::: DATA SUPPLIED

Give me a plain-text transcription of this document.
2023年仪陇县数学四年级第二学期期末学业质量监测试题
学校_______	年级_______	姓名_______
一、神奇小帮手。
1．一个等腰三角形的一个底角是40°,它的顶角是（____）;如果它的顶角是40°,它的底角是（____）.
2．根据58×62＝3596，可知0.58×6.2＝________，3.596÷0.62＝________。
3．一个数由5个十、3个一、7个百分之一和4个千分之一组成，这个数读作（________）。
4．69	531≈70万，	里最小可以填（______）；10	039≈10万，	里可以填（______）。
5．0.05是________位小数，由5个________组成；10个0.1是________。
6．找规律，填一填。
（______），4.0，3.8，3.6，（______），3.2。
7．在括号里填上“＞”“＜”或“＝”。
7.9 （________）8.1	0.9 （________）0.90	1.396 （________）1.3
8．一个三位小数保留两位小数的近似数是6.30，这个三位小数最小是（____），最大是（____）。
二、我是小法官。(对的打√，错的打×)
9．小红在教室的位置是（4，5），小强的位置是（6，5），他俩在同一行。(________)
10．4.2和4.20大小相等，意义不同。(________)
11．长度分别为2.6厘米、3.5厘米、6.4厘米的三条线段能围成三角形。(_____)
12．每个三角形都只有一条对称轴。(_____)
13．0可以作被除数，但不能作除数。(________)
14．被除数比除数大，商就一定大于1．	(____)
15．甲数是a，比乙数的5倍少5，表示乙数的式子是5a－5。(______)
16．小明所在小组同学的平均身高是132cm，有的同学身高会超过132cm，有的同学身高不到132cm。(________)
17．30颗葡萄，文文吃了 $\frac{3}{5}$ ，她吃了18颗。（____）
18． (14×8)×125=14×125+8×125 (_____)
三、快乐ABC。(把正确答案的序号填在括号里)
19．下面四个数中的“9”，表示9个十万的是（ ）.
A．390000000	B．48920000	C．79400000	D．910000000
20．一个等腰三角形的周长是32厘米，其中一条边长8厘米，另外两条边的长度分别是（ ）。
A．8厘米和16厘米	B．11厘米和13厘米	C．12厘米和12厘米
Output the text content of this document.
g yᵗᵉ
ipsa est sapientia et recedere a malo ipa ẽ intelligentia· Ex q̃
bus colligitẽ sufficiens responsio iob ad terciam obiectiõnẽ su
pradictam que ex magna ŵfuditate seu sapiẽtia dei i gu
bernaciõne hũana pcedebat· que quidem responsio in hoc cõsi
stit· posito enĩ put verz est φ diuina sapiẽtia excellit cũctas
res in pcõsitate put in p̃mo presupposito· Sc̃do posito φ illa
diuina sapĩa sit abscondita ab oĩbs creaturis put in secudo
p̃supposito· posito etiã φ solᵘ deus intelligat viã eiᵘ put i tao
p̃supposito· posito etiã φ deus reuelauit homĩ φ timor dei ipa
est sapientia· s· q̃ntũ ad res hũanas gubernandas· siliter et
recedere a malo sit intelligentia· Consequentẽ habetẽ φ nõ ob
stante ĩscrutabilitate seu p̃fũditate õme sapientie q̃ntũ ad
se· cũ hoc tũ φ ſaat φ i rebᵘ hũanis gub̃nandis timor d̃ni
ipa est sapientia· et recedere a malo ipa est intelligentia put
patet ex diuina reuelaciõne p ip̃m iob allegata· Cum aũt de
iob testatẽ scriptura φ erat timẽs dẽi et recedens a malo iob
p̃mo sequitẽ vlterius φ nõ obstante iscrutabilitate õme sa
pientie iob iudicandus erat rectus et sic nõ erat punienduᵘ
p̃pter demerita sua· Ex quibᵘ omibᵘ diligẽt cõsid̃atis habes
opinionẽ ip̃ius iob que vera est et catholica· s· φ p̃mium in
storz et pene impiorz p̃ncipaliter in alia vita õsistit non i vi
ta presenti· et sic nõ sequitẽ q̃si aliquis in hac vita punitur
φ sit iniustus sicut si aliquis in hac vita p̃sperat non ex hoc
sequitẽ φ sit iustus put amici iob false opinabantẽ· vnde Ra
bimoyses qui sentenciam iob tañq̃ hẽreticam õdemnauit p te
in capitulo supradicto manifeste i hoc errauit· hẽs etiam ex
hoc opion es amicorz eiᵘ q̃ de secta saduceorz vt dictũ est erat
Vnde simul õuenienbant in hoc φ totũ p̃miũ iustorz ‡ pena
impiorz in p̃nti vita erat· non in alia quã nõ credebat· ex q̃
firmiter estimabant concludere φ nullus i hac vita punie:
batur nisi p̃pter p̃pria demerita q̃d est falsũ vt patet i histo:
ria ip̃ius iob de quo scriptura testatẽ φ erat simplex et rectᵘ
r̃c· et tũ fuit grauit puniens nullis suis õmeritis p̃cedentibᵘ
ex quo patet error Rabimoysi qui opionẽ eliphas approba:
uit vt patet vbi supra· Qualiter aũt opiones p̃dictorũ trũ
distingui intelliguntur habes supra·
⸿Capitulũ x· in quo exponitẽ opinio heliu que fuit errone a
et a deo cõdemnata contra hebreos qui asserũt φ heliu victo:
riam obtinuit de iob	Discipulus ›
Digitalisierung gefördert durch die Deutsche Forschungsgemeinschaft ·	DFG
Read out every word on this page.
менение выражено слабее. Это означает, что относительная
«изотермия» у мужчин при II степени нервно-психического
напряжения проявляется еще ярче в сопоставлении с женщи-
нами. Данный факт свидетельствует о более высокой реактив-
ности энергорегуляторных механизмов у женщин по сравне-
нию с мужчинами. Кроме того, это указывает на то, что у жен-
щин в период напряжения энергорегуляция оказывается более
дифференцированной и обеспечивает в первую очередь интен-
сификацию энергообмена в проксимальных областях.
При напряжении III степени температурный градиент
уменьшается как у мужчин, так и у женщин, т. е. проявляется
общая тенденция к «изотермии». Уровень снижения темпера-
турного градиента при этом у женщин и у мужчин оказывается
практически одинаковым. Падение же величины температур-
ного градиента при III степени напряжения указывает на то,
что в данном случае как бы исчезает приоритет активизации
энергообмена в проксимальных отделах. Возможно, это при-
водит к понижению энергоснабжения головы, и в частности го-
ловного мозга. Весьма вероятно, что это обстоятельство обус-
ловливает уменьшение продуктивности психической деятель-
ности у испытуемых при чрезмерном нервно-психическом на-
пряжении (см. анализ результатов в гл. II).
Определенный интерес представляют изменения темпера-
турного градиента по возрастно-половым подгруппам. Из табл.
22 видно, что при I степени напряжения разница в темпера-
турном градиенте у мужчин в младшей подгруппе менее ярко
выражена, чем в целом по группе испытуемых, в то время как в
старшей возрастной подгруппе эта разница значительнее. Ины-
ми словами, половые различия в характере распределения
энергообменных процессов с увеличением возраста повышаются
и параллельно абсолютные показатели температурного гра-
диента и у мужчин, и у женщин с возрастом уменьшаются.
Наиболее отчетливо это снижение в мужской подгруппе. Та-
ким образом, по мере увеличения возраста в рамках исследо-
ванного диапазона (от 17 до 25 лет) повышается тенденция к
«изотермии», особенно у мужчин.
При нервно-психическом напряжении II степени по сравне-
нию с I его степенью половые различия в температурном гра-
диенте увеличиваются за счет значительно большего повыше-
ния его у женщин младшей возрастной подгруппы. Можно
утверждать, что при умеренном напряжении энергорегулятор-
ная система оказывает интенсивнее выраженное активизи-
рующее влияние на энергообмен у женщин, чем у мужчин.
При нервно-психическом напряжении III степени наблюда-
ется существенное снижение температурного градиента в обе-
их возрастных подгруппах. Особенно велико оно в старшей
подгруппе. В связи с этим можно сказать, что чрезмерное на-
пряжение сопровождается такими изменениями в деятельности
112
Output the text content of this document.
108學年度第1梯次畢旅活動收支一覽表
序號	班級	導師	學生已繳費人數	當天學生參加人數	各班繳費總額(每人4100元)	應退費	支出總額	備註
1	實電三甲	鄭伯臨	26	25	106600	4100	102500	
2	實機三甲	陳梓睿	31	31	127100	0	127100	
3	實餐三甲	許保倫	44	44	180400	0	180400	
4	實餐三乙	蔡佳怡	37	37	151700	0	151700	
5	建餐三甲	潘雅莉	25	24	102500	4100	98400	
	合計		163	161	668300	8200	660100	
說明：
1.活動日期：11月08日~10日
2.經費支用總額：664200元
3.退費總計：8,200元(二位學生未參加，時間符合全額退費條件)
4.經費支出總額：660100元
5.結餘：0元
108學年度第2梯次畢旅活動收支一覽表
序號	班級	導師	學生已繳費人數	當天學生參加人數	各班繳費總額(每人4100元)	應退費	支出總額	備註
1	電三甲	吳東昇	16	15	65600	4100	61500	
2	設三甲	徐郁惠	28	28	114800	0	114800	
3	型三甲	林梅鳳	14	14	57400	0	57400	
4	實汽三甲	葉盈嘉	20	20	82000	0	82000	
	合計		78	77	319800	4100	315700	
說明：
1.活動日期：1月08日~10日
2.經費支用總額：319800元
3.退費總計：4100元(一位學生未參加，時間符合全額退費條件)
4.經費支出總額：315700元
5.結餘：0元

::::::

* **GOAL**
Scan the material above and determine how many lines include the word "разница"; report only the number.

* **SOLVED PROBLEM**
2